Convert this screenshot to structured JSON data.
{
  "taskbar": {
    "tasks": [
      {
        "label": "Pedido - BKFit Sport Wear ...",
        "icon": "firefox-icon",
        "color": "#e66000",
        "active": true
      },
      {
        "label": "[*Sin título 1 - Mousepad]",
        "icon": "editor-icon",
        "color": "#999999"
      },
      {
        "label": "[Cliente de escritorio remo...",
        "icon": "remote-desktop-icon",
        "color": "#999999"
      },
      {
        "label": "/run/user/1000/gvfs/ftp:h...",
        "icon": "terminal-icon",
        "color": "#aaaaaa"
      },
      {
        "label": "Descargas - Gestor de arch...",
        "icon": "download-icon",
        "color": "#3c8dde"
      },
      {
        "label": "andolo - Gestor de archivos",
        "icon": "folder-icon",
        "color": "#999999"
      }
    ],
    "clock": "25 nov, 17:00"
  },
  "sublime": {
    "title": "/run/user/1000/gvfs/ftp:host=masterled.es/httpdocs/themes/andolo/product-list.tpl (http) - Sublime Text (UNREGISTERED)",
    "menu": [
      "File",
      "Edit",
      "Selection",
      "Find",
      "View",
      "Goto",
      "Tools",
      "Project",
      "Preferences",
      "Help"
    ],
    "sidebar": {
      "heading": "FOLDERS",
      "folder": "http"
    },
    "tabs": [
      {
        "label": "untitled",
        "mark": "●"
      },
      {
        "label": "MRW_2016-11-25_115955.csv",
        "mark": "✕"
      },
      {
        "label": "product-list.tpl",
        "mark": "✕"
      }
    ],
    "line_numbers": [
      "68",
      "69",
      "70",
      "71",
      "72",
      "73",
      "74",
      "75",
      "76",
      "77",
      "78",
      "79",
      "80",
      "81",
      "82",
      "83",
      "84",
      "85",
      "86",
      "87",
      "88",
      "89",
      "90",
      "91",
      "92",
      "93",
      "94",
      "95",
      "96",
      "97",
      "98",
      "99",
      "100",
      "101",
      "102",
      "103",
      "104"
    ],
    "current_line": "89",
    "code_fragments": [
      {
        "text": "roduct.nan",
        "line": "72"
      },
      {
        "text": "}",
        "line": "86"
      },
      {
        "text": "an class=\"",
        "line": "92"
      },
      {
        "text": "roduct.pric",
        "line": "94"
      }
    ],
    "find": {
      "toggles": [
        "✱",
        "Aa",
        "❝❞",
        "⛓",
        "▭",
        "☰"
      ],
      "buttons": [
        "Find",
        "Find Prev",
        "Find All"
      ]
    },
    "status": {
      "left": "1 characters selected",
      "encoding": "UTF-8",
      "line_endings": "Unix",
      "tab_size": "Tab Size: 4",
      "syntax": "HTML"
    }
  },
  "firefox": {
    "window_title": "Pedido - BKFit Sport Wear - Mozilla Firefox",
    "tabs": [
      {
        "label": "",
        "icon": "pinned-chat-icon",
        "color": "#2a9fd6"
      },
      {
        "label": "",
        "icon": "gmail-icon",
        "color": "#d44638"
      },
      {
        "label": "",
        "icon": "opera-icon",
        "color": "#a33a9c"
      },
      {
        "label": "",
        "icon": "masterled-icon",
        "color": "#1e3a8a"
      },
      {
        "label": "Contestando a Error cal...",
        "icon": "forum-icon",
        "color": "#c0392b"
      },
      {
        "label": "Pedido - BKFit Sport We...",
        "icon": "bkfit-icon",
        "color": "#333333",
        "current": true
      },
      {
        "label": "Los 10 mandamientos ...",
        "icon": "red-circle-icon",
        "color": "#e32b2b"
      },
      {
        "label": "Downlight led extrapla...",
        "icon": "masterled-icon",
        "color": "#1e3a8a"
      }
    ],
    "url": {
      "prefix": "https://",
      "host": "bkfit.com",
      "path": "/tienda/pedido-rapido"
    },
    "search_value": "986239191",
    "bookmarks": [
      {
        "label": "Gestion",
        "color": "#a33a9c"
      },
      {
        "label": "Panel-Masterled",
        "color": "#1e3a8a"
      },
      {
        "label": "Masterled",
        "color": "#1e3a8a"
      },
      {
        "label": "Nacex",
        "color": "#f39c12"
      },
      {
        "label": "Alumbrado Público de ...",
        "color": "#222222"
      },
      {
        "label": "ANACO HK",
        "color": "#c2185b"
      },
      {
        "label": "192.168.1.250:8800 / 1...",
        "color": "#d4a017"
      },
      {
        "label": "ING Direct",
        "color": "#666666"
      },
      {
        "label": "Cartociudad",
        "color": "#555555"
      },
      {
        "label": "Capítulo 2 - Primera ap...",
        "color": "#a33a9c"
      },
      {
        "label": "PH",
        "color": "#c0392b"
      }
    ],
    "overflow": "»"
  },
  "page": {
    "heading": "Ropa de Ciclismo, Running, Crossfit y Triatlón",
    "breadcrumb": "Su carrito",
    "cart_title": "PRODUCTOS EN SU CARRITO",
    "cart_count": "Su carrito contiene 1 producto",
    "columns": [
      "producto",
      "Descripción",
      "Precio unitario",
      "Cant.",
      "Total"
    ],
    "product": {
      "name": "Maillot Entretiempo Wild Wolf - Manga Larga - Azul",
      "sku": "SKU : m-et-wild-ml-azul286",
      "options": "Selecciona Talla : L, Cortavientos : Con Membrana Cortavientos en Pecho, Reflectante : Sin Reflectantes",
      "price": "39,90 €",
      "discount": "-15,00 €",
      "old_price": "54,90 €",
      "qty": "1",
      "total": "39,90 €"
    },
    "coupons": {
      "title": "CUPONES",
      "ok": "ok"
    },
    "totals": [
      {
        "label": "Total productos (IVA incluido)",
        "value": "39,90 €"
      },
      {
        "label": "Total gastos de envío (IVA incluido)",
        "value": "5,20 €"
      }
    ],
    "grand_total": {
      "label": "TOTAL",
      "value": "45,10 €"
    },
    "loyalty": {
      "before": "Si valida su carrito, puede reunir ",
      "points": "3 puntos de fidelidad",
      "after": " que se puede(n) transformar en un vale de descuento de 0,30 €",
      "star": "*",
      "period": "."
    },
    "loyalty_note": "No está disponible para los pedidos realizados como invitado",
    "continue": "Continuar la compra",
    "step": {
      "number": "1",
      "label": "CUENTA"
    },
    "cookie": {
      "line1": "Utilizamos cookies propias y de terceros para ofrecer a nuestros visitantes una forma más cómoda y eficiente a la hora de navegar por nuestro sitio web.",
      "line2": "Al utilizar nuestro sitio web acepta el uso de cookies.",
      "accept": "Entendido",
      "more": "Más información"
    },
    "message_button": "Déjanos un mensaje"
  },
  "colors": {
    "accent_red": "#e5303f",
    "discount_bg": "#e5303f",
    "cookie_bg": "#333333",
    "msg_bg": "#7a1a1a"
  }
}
----------
Request:
Reproduce the data, keeping every line exactly the same.

Solution for this task:
Convert this screenshot to structured JSON data.
{
  "taskbar": {
    "tasks": [
      {
        "label": "Pedido - BKFit Sport Wear ...",
        "icon": "firefox-icon",
        "color": "#e66000",
        "active": true
      },
      {
        "label": "[*Sin título 1 - Mousepad]",
        "icon": "editor-icon",
        "color": "#999999"
      },
      {
        "label": "[Cliente de escritorio remo...",
        "icon": "remote-desktop-icon",
        "color": "#999999"
      },
      {
        "label": "/run/user/1000/gvfs/ftp:h...",
        "icon": "terminal-icon",
        "color": "#aaaaaa"
      },
      {
        "label": "Descargas - Gestor de arch...",
        "icon": "download-icon",
        "color": "#3c8dde"
      },
      {
        "label": "andolo - Gestor de archivos",
        "icon": "folder-icon",
        "color": "#999999"
      }
    ],
    "clock": "25 nov, 17:00"
  },
  "sublime": {
    "title": "/run/user/1000/gvfs/ftp:host=masterled.es/httpdocs/themes/andolo/product-list.tpl (http) - Sublime Text (UNREGISTERED)",
    "menu": [
      "File",
      "Edit",
      "Selection",
      "Find",
      "View",
      "Goto",
      "Tools",
      "Project",
      "Preferences",
      "Help"
    ],
    "sidebar": {
      "heading": "FOLDERS",
      "folder": "http"
    },
    "tabs": [
      {
        "label": "untitled",
        "mark": "●"
      },
      {
        "label": "MRW_2016-11-25_115955.csv",
        "mark": "✕"
      },
      {
        "label": "product-list.tpl",
        "mark": "✕"
      }
    ],
    "line_numbers": [
      "68",
      "69",
      "70",
      "71",
      "72",
      "73",
      "74",
      "75",
      "76",
      "77",
      "78",
      "79",
      "80",
      "81",
      "82",
      "83",
      "84",
      "85",
      "86",
      "87",
      "88",
      "89",
      "90",
      "91",
      "92",
      "93",
      "94",
      "95",
      "96",
      "97",
      "98",
      "99",
      "100",
      "101",
      "102",
      "103",
      "104"
    ],
    "current_line": "89",
    "code_fragments": [
      {
        "text": "roduct.nan",
        "line": "72"
      },
      {
        "text": "}",
        "line": "86"
      },
      {
        "text": "an class=\"",
        "line": "92"
      },
      {
        "text": "roduct.pric",
        "line": "94"
      }
    ],
    "find": {
      "toggles": [
        "✱",
        "Aa",
        "❝❞",
        "⛓",
        "▭",
        "☰"
      ],
      "buttons": [
        "Find",
        "Find Prev",
        "Find All"
      ]
    },
    "status": {
      "left": "1 characters selected",
      "encoding": "UTF-8",
      "line_endings": "Unix",
      "tab_size": "Tab Size: 4",
      "syntax": "HTML"
    }
  },
  "firefox": {
    "window_title": "Pedido - BKFit Sport Wear - Mozilla Firefox",
    "tabs": [
      {
        "label": "",
        "icon": "pinned-chat-icon",
        "color": "#2a9fd6"
      },
      {
        "label": "",
        "icon": "gmail-icon",
        "color": "#d44638"
      },
      {
        "label": "",
        "icon": "opera-icon",
        "color": "#a33a9c"
      },
      {
        "label": "",
        "icon": "masterled-icon",
        "color": "#1e3a8a"
      },
      {
        "label": "Contestando a Error cal...",
        "icon": "forum-icon",
        "color": "#c0392b"
      },
      {
        "label": "Pedido - BKFit Sport We...",
        "icon": "bkfit-icon",
        "color": "#333333",
        "current": true
      },
      {
        "label": "Los 10 mandamientos ...",
        "icon": "red-circle-icon",
        "color": "#e32b2b"
      },
      {
        "label": "Downlight led extrapla...",
        "icon": "masterled-icon",
        "color": "#1e3a8a"
      }
    ],
    "url": {
      "prefix": "https://",
      "host": "bkfit.com",
      "path": "/tienda/pedido-rapido"
    },
    "search_value": "986239191",
    "bookmarks": [
      {
        "label": "Gestion",
        "color": "#a33a9c"
      },
      {
        "label": "Panel-Masterled",
        "color": "#1e3a8a"
      },
      {
        "label": "Masterled",
        "color": "#1e3a8a"
      },
      {
        "label": "Nacex",
        "color": "#f39c12"
      },
      {
        "label": "Alumbrado Público de ...",
        "color": "#222222"
      },
      {
        "label": "ANACO HK",
        "color": "#c2185b"
      },
      {
        "label": "192.168.1.250:8800 / 1...",
        "color": "#d4a017"
      },
      {
        "label": "ING Direct",
        "color": "#666666"
      },
      {
        "label": "Cartociudad",
        "color": "#555555"
      },
      {
        "label": "Capítulo 2 - Primera ap...",
        "color": "#a33a9c"
      },
      {
        "label": "PH",
        "color": "#c0392b"
      }
    ],
    "overflow": "»"
  },
  "page": {
    "heading": "Ropa de Ciclismo, Running, Crossfit y Triatlón",
    "breadcrumb": "Su carrito",
    "cart_title": "PRODUCTOS EN SU CARRITO",
    "cart_count": "Su carrito contiene 1 producto",
    "columns": [
      "producto",
      "Descripción",
      "Precio unitario",
      "Cant.",
      "Total"
    ],
    "product": {
      "name": "Maillot Entretiempo Wild Wolf - Manga Larga - Azul",
      "sku": "SKU : m-et-wild-ml-azul286",
      "options": "Selecciona Talla : L, Cortavientos : Con Membrana Cortavientos en Pecho, Reflectante : Sin Reflectantes",
      "price": "39,90 €",
      "discount": "-15,00 €",
      "old_price": "54,90 €",
      "qty": "1",
      "total": "39,90 €"
    },
    "coupons": {
      "title": "CUPONES",
      "ok": "ok"
    },
    "totals": [
      {
        "label": "Total productos (IVA incluido)",
        "value": "39,90 €"
      },
      {
        "label": "Total gastos de envío (IVA incluido)",
        "value": "5,20 €"
      }
    ],
    "grand_total": {
      "label": "TOTAL",
      "value": "45,10 €"
    },
    "loyalty": {
      "before": "Si valida su carrito, puede reunir ",
      "points": "3 puntos de fidelidad",
      "after": " que se puede(n) transformar en un vale de descuento de 0,30 €",
      "star": "*",
      "period": "."
    },
    "loyalty_note": "No está disponible para los pedidos realizados como invitado",
    "continue": "Continuar la compra",
    "step": {
      "number": "1",
      "label": "CUENTA"
    },
    "cookie": {
      "line1": "Utilizamos cookies propias y de terceros para ofrecer a nuestros visitantes una forma más cómoda y eficiente a la hora de navegar por nuestro sitio web.",
      "line2": "Al utilizar nuestro sitio web acepta el uso de cookies.",
      "accept": "Entendido",
      "more": "Más información"
    },
    "message_button": "Déjanos un mensaje"
  },
  "colors": {
    "accent_red": "#e5303f",
    "discount_bg": "#e5303f",
    "cookie_bg": "#333333",
    "msg_bg": "#7a1a1a"
  }
}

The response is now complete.